#### [Exercise objective]
Repeat the records exactly. Every line must match.

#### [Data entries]
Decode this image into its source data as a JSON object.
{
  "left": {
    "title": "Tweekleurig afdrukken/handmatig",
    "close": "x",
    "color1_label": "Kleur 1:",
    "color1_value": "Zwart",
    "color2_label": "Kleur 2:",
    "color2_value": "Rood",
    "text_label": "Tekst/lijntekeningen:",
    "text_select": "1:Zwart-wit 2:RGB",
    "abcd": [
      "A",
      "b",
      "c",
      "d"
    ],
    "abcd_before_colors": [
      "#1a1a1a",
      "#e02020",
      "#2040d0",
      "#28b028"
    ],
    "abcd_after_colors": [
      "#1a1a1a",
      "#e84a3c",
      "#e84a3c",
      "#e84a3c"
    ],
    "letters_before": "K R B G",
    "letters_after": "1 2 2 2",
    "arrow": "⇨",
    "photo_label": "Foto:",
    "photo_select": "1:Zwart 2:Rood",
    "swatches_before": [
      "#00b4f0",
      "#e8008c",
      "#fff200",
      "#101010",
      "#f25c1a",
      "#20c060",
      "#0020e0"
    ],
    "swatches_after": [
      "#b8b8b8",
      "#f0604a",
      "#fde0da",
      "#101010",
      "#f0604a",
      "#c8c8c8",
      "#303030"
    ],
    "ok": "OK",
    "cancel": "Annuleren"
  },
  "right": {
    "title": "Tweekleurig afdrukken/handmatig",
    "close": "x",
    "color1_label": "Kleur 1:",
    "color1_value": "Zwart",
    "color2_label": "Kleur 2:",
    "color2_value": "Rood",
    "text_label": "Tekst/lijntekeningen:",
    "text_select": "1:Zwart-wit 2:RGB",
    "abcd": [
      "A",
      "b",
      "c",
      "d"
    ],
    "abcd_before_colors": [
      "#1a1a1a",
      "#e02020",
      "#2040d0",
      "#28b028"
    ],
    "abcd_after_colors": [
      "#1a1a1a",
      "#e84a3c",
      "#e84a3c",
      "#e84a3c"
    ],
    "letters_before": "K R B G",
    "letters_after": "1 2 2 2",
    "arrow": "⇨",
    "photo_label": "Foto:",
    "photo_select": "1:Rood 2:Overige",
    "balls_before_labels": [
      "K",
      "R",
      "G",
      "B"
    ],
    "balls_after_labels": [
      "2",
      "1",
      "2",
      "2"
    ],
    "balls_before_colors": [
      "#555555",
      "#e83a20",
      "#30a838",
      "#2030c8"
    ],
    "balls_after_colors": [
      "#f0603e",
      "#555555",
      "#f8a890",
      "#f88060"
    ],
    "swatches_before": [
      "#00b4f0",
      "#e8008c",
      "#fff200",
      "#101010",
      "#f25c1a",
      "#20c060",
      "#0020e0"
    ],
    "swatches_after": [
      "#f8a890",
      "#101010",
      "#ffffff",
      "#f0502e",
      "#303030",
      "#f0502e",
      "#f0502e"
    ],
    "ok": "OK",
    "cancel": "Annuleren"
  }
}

#### [Answer to this task]
Decode this image into its source data as a JSON object.
{
  "left": {
    "title": "Tweekleurig afdrukken/handmatig",
    "close": "x",
    "color1_label": "Kleur 1:",
    "color1_value": "Zwart",
    "color2_label": "Kleur 2:",
    "color2_value": "Rood",
    "text_label": "Tekst/lijntekeningen:",
    "text_select": "1:Zwart-wit 2:RGB",
    "abcd": [
      "A",
      "b",
      "c",
      "d"
    ],
    "abcd_before_colors": [
      "#1a1a1a",
      "#e02020",
      "#2040d0",
      "#28b028"
    ],
    "abcd_after_colors": [
      "#1a1a1a",
      "#e84a3c",
      "#e84a3c",
      "#e84a3c"
    ],
    "letters_before": "K R B G",
    "letters_after": "1 2 2 2",
    "arrow": "⇨",
    "photo_label": "Foto:",
    "photo_select": "1:Zwart 2:Rood",
    "swatches_before": [
      "#00b4f0",
      "#e8008c",
      "#fff200",
      "#101010",
      "#f25c1a",
      "#20c060",
      "#0020e0"
    ],
    "swatches_after": [
      "#b8b8b8",
      "#f0604a",
      "#fde0da",
      "#101010",
      "#f0604a",
      "#c8c8c8",
      "#303030"
    ],
    "ok": "OK",
    "cancel": "Annuleren"
  },
  "right": {
    "title": "Tweekleurig afdrukken/handmatig",
    "close": "x",
    "color1_label": "Kleur 1:",
    "color1_value": "Zwart",
    "color2_label": "Kleur 2:",
    "color2_value": "Rood",
    "text_label": "Tekst/lijntekeningen:",
    "text_select": "1:Zwart-wit 2:RGB",
    "abcd": [
      "A",
      "b",
      "c",
      "d"
    ],
    "abcd_before_colors": [
      "#1a1a1a",
      "#e02020",
      "#2040d0",
      "#28b028"
    ],
    "abcd_after_colors": [
      "#1a1a1a",
      "#e84a3c",
      "#e84a3c",
      "#e84a3c"
    ],
    "letters_before": "K R B G",
    "letters_after": "1 2 2 2",
    "arrow": "⇨",
    "photo_label": "Foto:",
    "photo_select": "1:Rood 2:Overige",
    "balls_before_labels": [
      "K",
      "R",
      "G",
      "B"
    ],
    "balls_after_labels": [
      "2",
      "1",
      "2",
      "2"
    ],
    "balls_before_colors": [
      "#555555",
      "#e83a20",
      "#30a838",
      "#2030c8"
    ],
    "balls_after_colors": [
      "#f0603e",
      "#555555",
      "#f8a890",
      "#f88060"
    ],
    "swatches_before": [
      "#00b4f0",
      "#e8008c",
      "#fff200",
      "#101010",
      "#f25c1a",
      "#20c060",
      "#0020e0"
    ],
    "swatches_after": [
      "#f8a890",
      "#101010",
      "#ffffff",
      "#f0502e",
      "#303030",
      "#f0502e",
      "#f0502e"
    ],
    "ok": "OK",
    "cancel": "Annuleren"
  }
}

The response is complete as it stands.